* **Task statement**
Copy out every line of the data below without changing anything.

— Start of Exercise input —

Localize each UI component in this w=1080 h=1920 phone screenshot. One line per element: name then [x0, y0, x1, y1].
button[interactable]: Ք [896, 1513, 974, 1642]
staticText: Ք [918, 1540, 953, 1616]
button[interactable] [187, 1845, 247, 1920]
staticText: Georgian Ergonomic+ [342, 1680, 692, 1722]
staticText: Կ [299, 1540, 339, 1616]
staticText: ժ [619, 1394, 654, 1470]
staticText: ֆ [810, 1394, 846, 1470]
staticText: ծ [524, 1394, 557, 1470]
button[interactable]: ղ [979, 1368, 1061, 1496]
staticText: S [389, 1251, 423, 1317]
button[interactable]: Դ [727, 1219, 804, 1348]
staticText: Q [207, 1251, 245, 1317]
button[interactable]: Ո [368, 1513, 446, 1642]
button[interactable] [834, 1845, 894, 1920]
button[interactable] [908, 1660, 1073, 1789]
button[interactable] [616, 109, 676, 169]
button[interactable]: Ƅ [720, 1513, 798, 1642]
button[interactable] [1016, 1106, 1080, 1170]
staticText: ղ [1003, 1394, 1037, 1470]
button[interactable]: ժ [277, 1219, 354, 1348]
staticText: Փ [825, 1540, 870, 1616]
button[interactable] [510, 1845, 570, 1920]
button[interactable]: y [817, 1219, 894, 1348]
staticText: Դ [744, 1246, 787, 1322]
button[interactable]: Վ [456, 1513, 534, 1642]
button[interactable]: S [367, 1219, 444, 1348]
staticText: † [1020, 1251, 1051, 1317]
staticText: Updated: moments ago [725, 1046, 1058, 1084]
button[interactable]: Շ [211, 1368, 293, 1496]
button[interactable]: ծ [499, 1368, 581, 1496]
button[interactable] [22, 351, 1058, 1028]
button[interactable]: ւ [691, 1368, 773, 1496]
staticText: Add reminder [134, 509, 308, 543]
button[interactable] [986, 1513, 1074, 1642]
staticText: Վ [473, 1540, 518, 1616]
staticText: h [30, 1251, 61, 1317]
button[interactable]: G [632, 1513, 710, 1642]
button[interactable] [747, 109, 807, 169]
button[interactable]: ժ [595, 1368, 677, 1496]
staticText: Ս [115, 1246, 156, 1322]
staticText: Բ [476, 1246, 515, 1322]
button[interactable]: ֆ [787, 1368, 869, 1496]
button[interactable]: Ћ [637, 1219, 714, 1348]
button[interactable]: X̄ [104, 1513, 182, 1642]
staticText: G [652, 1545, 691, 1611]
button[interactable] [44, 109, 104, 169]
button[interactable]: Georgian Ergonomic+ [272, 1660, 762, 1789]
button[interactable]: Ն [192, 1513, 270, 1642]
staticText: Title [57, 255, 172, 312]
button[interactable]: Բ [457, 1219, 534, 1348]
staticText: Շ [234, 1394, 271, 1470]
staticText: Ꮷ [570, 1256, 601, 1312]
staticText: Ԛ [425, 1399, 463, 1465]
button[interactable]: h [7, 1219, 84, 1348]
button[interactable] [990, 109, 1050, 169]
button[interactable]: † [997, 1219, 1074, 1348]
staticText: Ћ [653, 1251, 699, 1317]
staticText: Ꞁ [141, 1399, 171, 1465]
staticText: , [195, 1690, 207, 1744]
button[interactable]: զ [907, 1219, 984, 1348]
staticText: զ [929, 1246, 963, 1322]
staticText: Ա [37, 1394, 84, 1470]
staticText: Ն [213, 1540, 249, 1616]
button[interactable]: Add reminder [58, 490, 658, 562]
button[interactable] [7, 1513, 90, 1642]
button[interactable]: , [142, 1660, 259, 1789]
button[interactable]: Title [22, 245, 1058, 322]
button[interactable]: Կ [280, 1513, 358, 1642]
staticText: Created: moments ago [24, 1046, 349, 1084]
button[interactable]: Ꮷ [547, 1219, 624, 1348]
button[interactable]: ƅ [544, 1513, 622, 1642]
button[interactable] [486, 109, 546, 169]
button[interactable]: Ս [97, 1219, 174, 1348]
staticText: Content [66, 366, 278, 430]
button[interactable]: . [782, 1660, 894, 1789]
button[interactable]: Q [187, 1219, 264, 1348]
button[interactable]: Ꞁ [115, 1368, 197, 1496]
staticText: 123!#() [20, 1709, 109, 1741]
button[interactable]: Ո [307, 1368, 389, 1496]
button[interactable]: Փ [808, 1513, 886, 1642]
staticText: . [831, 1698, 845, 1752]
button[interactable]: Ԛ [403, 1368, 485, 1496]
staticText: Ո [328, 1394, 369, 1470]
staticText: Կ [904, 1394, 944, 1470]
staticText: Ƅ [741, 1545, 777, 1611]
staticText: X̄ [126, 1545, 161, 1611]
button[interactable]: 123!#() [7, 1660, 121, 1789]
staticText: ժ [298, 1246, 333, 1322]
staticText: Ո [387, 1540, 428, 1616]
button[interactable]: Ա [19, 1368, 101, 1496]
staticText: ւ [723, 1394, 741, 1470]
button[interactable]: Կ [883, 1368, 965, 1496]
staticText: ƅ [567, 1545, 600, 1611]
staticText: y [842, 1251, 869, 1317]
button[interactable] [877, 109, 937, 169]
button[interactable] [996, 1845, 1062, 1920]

— End of Exercise input —

* **Written reply**
Localize each UI component in this w=1080 h=1920 phone screenshot. One line per element: name then [x0, y0, x1, y1].
button[interactable]: Ք [896, 1513, 974, 1642]
staticText: Ք [918, 1540, 953, 1616]
button[interactable] [187, 1845, 247, 1920]
staticText: Georgian Ergonomic+ [342, 1680, 692, 1722]
staticText: Կ [299, 1540, 339, 1616]
staticText: ժ [619, 1394, 654, 1470]
staticText: ֆ [810, 1394, 846, 1470]
staticText: ծ [524, 1394, 557, 1470]
button[interactable]: ղ [979, 1368, 1061, 1496]
staticText: S [389, 1251, 423, 1317]
button[interactable]: Դ [727, 1219, 804, 1348]
staticText: Q [207, 1251, 245, 1317]
button[interactable]: Ո [368, 1513, 446, 1642]
button[interactable] [834, 1845, 894, 1920]
button[interactable] [908, 1660, 1073, 1789]
button[interactable] [616, 109, 676, 169]
button[interactable]: Ƅ [720, 1513, 798, 1642]
button[interactable] [1016, 1106, 1080, 1170]
staticText: ղ [1003, 1394, 1037, 1470]
button[interactable]: ժ [277, 1219, 354, 1348]
staticText: Փ [825, 1540, 870, 1616]
button[interactable] [510, 1845, 570, 1920]
button[interactable]: y [817, 1219, 894, 1348]
staticText: Դ [744, 1246, 787, 1322]
button[interactable]: Վ [456, 1513, 534, 1642]
button[interactable]: S [367, 1219, 444, 1348]
staticText: † [1020, 1251, 1051, 1317]
staticText: Updated: moments ago [725, 1046, 1058, 1084]
button[interactable]: Շ [211, 1368, 293, 1496]
button[interactable]: ծ [499, 1368, 581, 1496]
button[interactable] [22, 351, 1058, 1028]
button[interactable]: ւ [691, 1368, 773, 1496]
staticText: Add reminder [134, 509, 308, 543]
button[interactable] [986, 1513, 1074, 1642]
staticText: Վ [473, 1540, 518, 1616]
staticText: h [30, 1251, 61, 1317]
button[interactable]: G [632, 1513, 710, 1642]
button[interactable] [747, 109, 807, 169]
button[interactable]: ժ [595, 1368, 677, 1496]
staticText: Ս [115, 1246, 156, 1322]
staticText: Բ [476, 1246, 515, 1322]
button[interactable]: ֆ [787, 1368, 869, 1496]
button[interactable]: Ћ [637, 1219, 714, 1348]
button[interactable]: X̄ [104, 1513, 182, 1642]
staticText: G [652, 1545, 691, 1611]
button[interactable] [44, 109, 104, 169]
button[interactable]: Georgian Ergonomic+ [272, 1660, 762, 1789]
button[interactable]: Ն [192, 1513, 270, 1642]
staticText: Title [57, 255, 172, 312]
button[interactable]: Բ [457, 1219, 534, 1348]
staticText: Շ [234, 1394, 271, 1470]
staticText: Ꮷ [570, 1256, 601, 1312]
staticText: Ԛ [425, 1399, 463, 1465]
button[interactable]: h [7, 1219, 84, 1348]
button[interactable] [990, 109, 1050, 169]
button[interactable]: † [997, 1219, 1074, 1348]
staticText: Ћ [653, 1251, 699, 1317]
staticText: Ꞁ [141, 1399, 171, 1465]
staticText: , [195, 1690, 207, 1744]
button[interactable]: զ [907, 1219, 984, 1348]
staticText: զ [929, 1246, 963, 1322]
staticText: Ա [37, 1394, 84, 1470]
staticText: Ն [213, 1540, 249, 1616]
button[interactable]: Add reminder [58, 490, 658, 562]
button[interactable] [7, 1513, 90, 1642]
button[interactable]: , [142, 1660, 259, 1789]
button[interactable]: Title [22, 245, 1058, 322]
button[interactable]: Կ [280, 1513, 358, 1642]
staticText: Created: moments ago [24, 1046, 349, 1084]
button[interactable]: Ꮷ [547, 1219, 624, 1348]
button[interactable]: ƅ [544, 1513, 622, 1642]
button[interactable] [486, 109, 546, 169]
button[interactable]: Ս [97, 1219, 174, 1348]
staticText: Content [66, 366, 278, 430]
button[interactable]: . [782, 1660, 894, 1789]
button[interactable]: Q [187, 1219, 264, 1348]
button[interactable]: Ꞁ [115, 1368, 197, 1496]
staticText: 123!#() [20, 1709, 109, 1741]
button[interactable]: Ո [307, 1368, 389, 1496]
button[interactable]: Փ [808, 1513, 886, 1642]
staticText: . [831, 1698, 845, 1752]
button[interactable]: Ԛ [403, 1368, 485, 1496]
staticText: Ո [328, 1394, 369, 1470]
staticText: Կ [904, 1394, 944, 1470]
staticText: Ƅ [741, 1545, 777, 1611]
staticText: X̄ [126, 1545, 161, 1611]
button[interactable]: 123!#() [7, 1660, 121, 1789]
staticText: ժ [298, 1246, 333, 1322]
staticText: Ո [387, 1540, 428, 1616]
button[interactable]: Ա [19, 1368, 101, 1496]
staticText: ւ [723, 1394, 741, 1470]
button[interactable]: Կ [883, 1368, 965, 1496]
staticText: ƅ [567, 1545, 600, 1611]
staticText: y [842, 1251, 869, 1317]
button[interactable] [877, 109, 937, 169]
button[interactable] [996, 1845, 1062, 1920]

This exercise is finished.